** Work required **
Search the material for the string "this", then return every line where it is found.

** Records provided **
— start —
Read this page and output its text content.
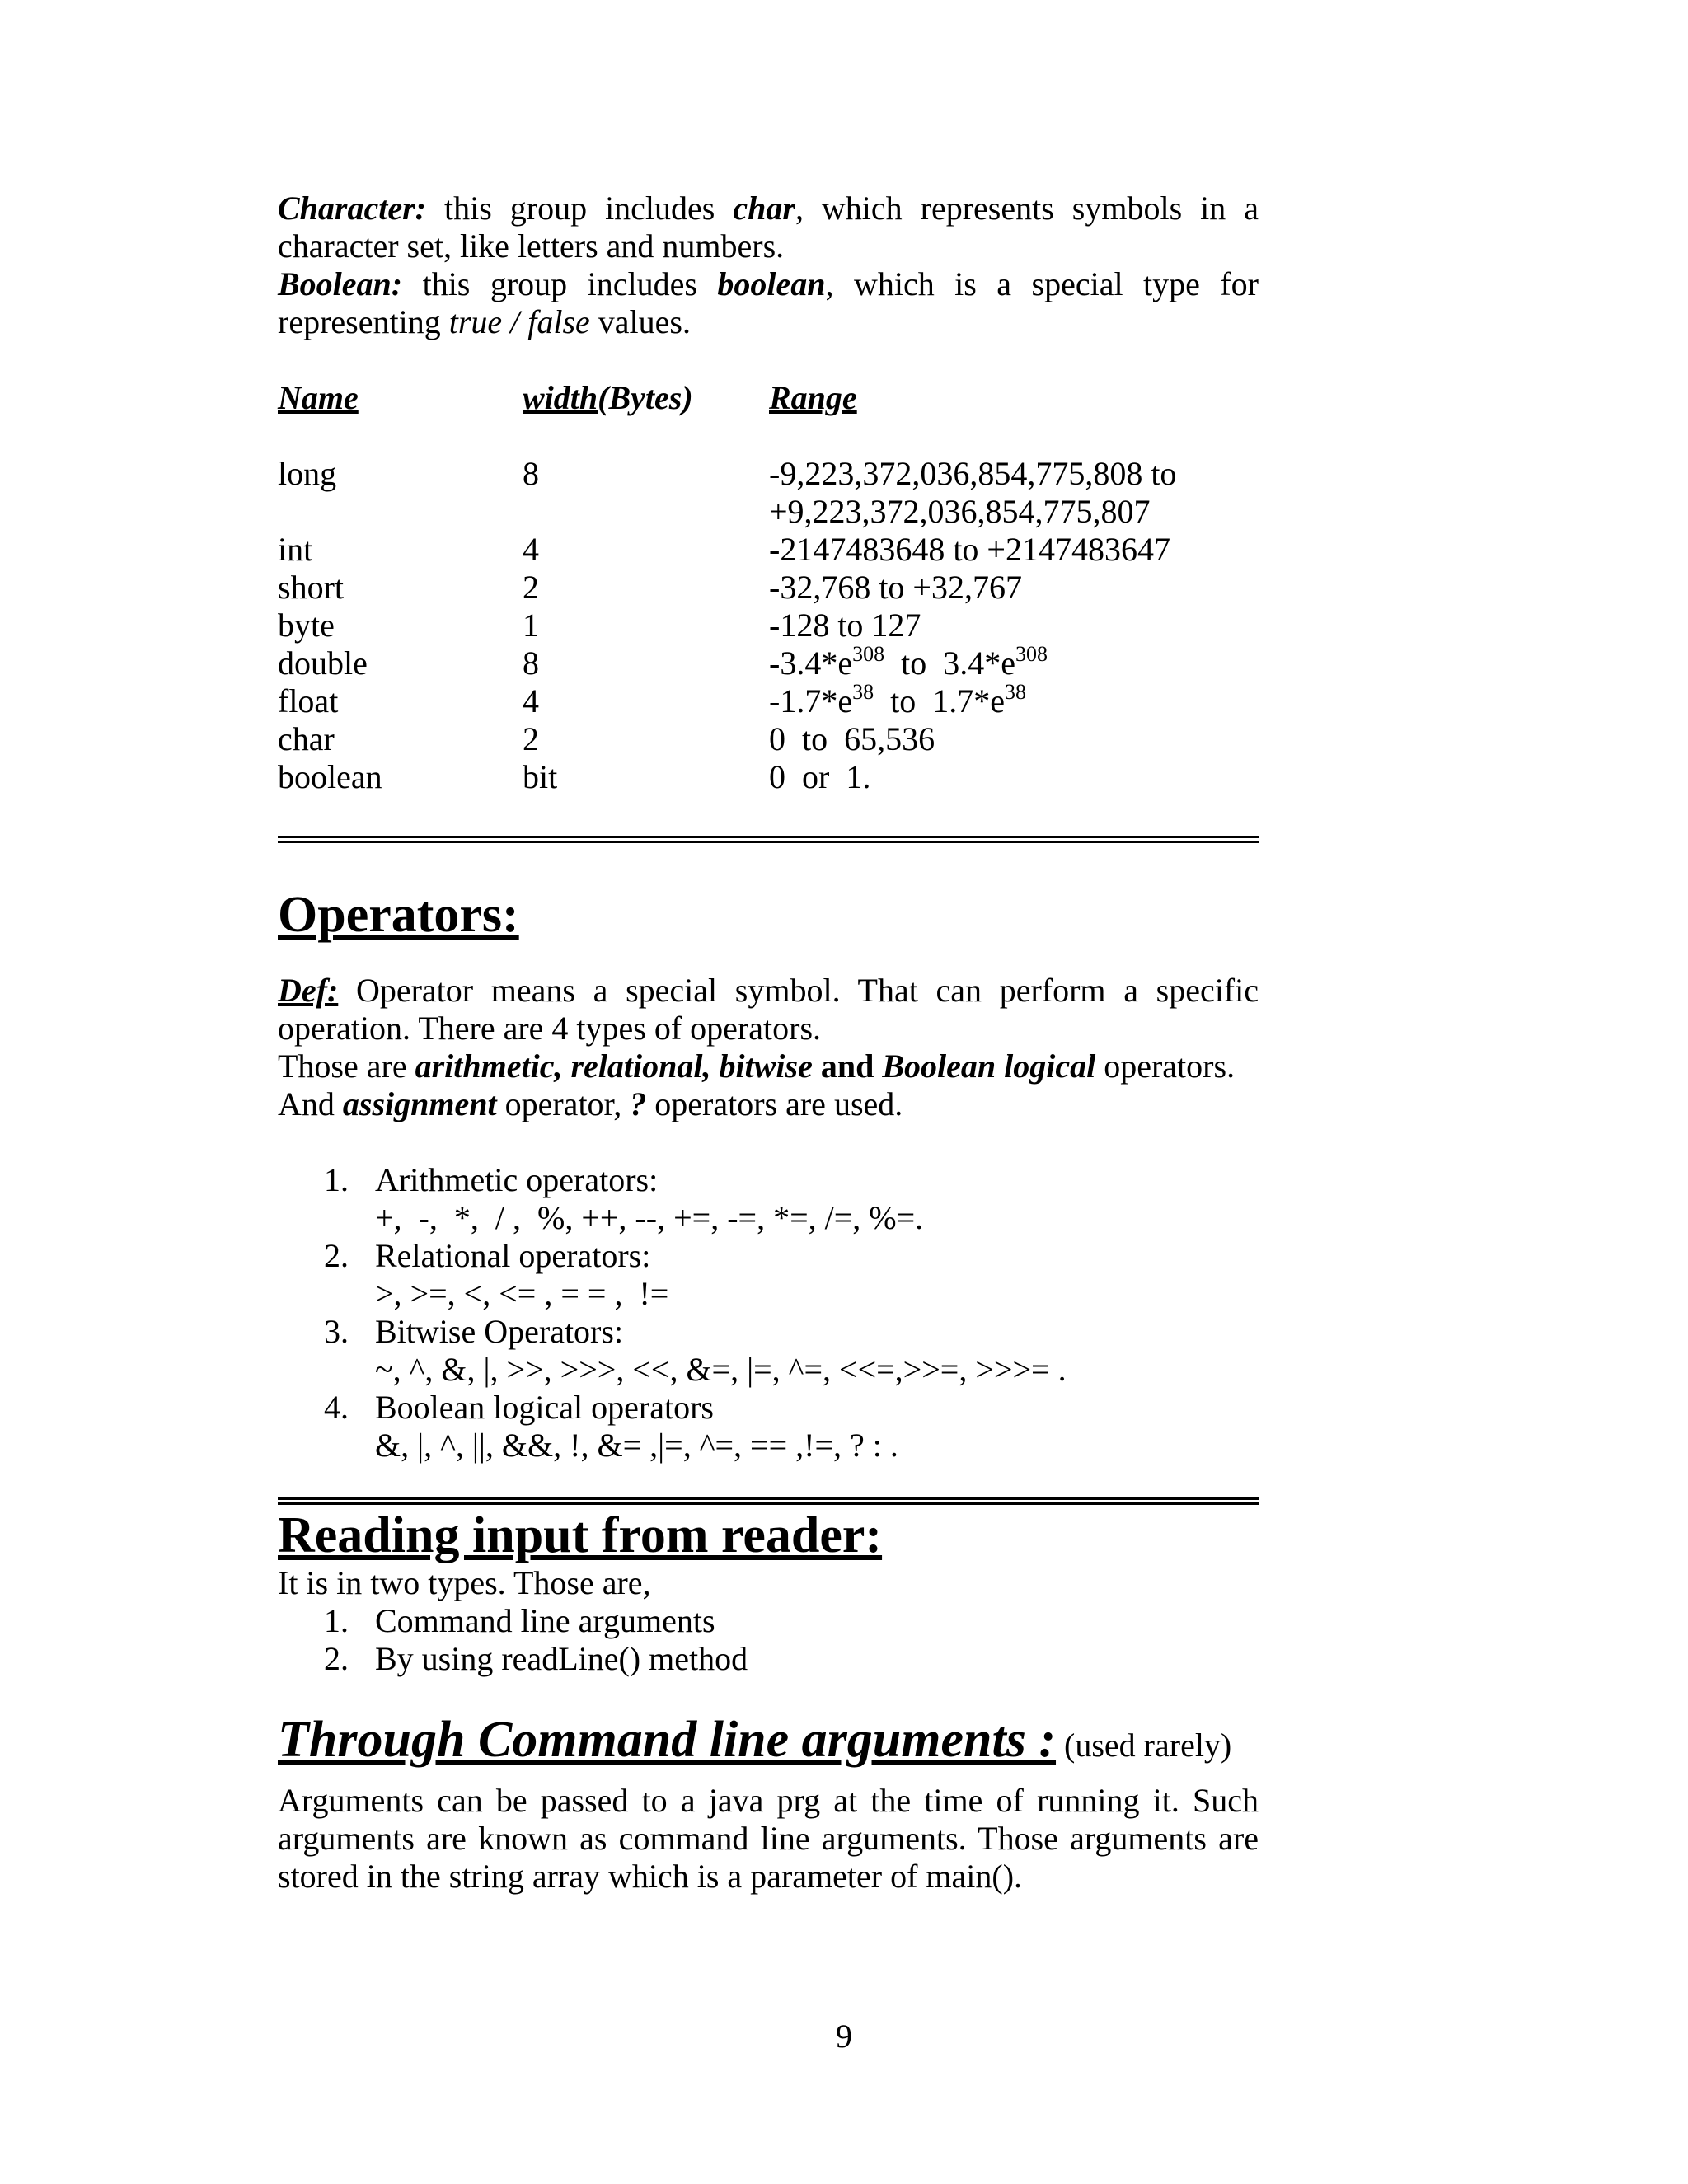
Character: this group includes char, which represents symbols in a character set, like letters and numbers.

Boolean: this group includes boolean, which is a special type for representing true / false values.

Name	width(Bytes) Range
long	8	-9,223,372,036,854,775,808 to
+9,223,372,036,854,775,807
int	4	-2147483648 to +2147483647
short	2	-32,768 to +32,767
byte	1	-128 to 127
double	8	$-3.4*e^{308}$  to  $3.4*e^{308}$
float	4	$-1.7*e^{38}$  to  $1.7*e^{38}$
char	2	0  to  65,536
boolean	bit	0  or  1.
Operators:

Def: Operator means a special symbol. That can perform a specific operation. There are 4 types of operators.

Those are arithmetic, relational, bitwise and Boolean logical operators.

And assignment operator, ? operators are used.

1. Arithmetic operators:
+,  -,  *,  / ,  %, ++, --, +=, -=, *=, /=, %=.
2. Relational operators:
>, >=, <, <= , = = ,  !=
3. Bitwise Operators:
~, ^, &, |, >>, >>>, <<, &=, |=, ^=, <<=,>>=, >>>= .
4. Boolean logical operators
&, |, ^, ||, &&, !, &= ,|=, ^=, == ,!=, ? : .
Reading input from reader:

It is in two types. Those are,

1. Command line arguments
2. By using readLine() method
Through Command line arguments : (used rarely)

Arguments can be passed to a java prg at the time of running it. Such arguments are known as command line arguments. Those arguments are stored in the string array which is a parameter of main().

9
— end —
** Expected output **
Read this page and output its text content.
Character: this group includes char, which represents symbols in a character set, like letters and numbers.
Boolean: this group includes boolean, which is a special type for representing true / false values.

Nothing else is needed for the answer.